## Begin

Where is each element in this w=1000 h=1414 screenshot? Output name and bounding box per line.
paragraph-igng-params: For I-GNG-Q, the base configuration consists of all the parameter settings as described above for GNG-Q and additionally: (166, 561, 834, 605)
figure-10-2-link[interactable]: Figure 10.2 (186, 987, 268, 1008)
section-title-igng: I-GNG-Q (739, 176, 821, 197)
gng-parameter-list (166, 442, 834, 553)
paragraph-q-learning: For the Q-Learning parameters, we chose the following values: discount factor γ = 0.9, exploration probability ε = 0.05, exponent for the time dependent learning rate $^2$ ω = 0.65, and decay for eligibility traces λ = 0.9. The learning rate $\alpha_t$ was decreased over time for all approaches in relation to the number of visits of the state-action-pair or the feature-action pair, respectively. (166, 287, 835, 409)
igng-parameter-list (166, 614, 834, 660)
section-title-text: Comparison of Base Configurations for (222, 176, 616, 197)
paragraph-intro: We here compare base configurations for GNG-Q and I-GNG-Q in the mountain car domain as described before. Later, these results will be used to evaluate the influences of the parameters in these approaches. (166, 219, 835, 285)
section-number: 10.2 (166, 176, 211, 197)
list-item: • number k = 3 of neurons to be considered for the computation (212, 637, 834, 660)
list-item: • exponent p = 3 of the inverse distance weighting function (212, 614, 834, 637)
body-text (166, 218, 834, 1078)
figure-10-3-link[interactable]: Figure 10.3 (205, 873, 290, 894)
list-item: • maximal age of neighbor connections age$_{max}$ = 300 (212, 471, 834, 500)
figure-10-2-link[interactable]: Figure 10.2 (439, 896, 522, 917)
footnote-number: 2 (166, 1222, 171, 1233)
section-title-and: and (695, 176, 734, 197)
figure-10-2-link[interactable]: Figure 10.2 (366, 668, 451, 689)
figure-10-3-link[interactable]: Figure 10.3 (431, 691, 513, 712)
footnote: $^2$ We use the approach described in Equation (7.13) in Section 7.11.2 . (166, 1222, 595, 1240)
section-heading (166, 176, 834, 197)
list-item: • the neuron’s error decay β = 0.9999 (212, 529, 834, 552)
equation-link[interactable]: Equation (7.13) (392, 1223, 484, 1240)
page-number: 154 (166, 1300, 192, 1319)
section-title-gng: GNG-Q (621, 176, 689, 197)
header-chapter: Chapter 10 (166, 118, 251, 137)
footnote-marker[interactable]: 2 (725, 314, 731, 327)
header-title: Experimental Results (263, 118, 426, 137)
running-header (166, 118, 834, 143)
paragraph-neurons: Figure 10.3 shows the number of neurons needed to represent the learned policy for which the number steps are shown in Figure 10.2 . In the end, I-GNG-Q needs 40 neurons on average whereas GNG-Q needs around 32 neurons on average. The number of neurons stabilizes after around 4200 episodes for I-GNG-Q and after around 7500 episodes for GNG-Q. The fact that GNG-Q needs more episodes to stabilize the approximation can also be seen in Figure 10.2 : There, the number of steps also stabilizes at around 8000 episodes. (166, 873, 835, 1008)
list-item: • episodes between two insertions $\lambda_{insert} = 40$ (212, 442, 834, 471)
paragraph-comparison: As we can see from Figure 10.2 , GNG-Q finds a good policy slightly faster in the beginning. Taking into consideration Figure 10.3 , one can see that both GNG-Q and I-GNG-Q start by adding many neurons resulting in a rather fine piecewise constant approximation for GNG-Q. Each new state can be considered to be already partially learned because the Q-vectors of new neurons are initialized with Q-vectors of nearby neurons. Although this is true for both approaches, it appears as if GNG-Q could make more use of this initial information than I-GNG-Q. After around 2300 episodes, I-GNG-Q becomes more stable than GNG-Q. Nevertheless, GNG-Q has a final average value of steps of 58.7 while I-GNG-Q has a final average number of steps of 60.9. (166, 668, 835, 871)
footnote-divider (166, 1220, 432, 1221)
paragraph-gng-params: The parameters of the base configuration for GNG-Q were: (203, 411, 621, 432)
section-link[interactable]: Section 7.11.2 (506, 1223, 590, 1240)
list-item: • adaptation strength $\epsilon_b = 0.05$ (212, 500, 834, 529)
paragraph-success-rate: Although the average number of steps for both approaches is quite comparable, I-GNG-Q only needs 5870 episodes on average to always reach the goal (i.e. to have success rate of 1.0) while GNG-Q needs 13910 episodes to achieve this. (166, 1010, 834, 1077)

## End

Rewrite all of the material above, swapping every "Figure 10.2" for "Fig. 10.2" and leaving everything else unchanged.

Where is each element in this w=1000 h=1414 screenshot? Output name and bounding box per line.
paragraph-igng-params: For I-GNG-Q, the base configuration consists of all the parameter settings as described above for GNG-Q and additionally: (166, 561, 834, 605)
figure-10-2-link[interactable]: Fig. 10.2 (186, 987, 268, 1008)
section-title-igng: I-GNG-Q (739, 176, 821, 197)
gng-parameter-list (166, 442, 834, 553)
paragraph-q-learning: For the Q-Learning parameters, we chose the following values: discount factor γ = 0.9, exploration probability ε = 0.05, exponent for the time dependent learning rate $^2$ ω = 0.65, and decay for eligibility traces λ = 0.9. The learning rate $\alpha_t$ was decreased over time for all approaches in relation to the number of visits of the state-action-pair or the feature-action pair, respectively. (166, 287, 835, 409)
igng-parameter-list (166, 614, 834, 660)
section-title-text: Comparison of Base Configurations for (222, 176, 616, 197)
paragraph-intro: We here compare base configurations for GNG-Q and I-GNG-Q in the mountain car domain as described before. Later, these results will be used to evaluate the influences of the parameters in these approaches. (166, 219, 835, 285)
section-number: 10.2 (166, 176, 211, 197)
list-item: • number k = 3 of neurons to be considered for the computation (212, 637, 834, 660)
list-item: • exponent p = 3 of the inverse distance weighting function (212, 614, 834, 637)
body-text (166, 218, 834, 1078)
figure-10-3-link[interactable]: Figure 10.3 (205, 873, 290, 894)
list-item: • maximal age of neighbor connections age$_{max}$ = 300 (212, 471, 834, 500)
figure-10-2-link[interactable]: Fig. 10.2 (439, 896, 522, 917)
footnote-number: 2 (166, 1222, 171, 1233)
section-title-and: and (695, 176, 734, 197)
figure-10-2-link[interactable]: Fig. 10.2 (366, 668, 451, 689)
figure-10-3-link[interactable]: Figure 10.3 (431, 691, 513, 712)
footnote: $^2$ We use the approach described in Equation (7.13) in Section 7.11.2 . (166, 1222, 595, 1240)
section-heading (166, 176, 834, 197)
list-item: • the neuron’s error decay β = 0.9999 (212, 529, 834, 552)
equation-link[interactable]: Equation (7.13) (392, 1223, 484, 1240)
page-number: 154 (166, 1300, 192, 1319)
section-title-gng: GNG-Q (621, 176, 689, 197)
header-chapter: Chapter 10 (166, 118, 251, 137)
footnote-marker[interactable]: 2 (725, 314, 731, 327)
header-title: Experimental Results (263, 118, 426, 137)
running-header (166, 118, 834, 143)
paragraph-neurons: Figure 10.3 shows the number of neurons needed to represent the learned policy for which the number steps are shown in Fig. 10.2 . In the end, I-GNG-Q needs 40 neurons on average whereas GNG-Q needs around 32 neurons on average. The number of neurons stabilizes after around 4200 episodes for I-GNG-Q and after around 7500 episodes for GNG-Q. The fact that GNG-Q needs more episodes to stabilize the approximation can also be seen in Fig. 10.2 : There, the number of steps also stabilizes at around 8000 episodes. (166, 873, 835, 1008)
list-item: • episodes between two insertions $\lambda_{insert} = 40$ (212, 442, 834, 471)
paragraph-comparison: As we can see from Fig. 10.2 , GNG-Q finds a good policy slightly faster in the beginning. Taking into consideration Figure 10.3 , one can see that both GNG-Q and I-GNG-Q start by adding many neurons resulting in a rather fine piecewise constant approximation for GNG-Q. Each new state can be considered to be already partially learned because the Q-vectors of new neurons are initialized with Q-vectors of nearby neurons. Although this is true for both approaches, it appears as if GNG-Q could make more use of this initial information than I-GNG-Q. After around 2300 episodes, I-GNG-Q becomes more stable than GNG-Q. Nevertheless, GNG-Q has a final average value of steps of 58.7 while I-GNG-Q has a final average number of steps of 60.9. (166, 668, 835, 871)
footnote-divider (166, 1220, 432, 1221)
paragraph-gng-params: The parameters of the base configuration for GNG-Q were: (203, 411, 621, 432)
section-link[interactable]: Section 7.11.2 (506, 1223, 590, 1240)
list-item: • adaptation strength $\epsilon_b = 0.05$ (212, 500, 834, 529)
paragraph-success-rate: Although the average number of steps for both approaches is quite comparable, I-GNG-Q only needs 5870 episodes on average to always reach the goal (i.e. to have success rate of 1.0) while GNG-Q needs 13910 episodes to achieve this. (166, 1010, 834, 1077)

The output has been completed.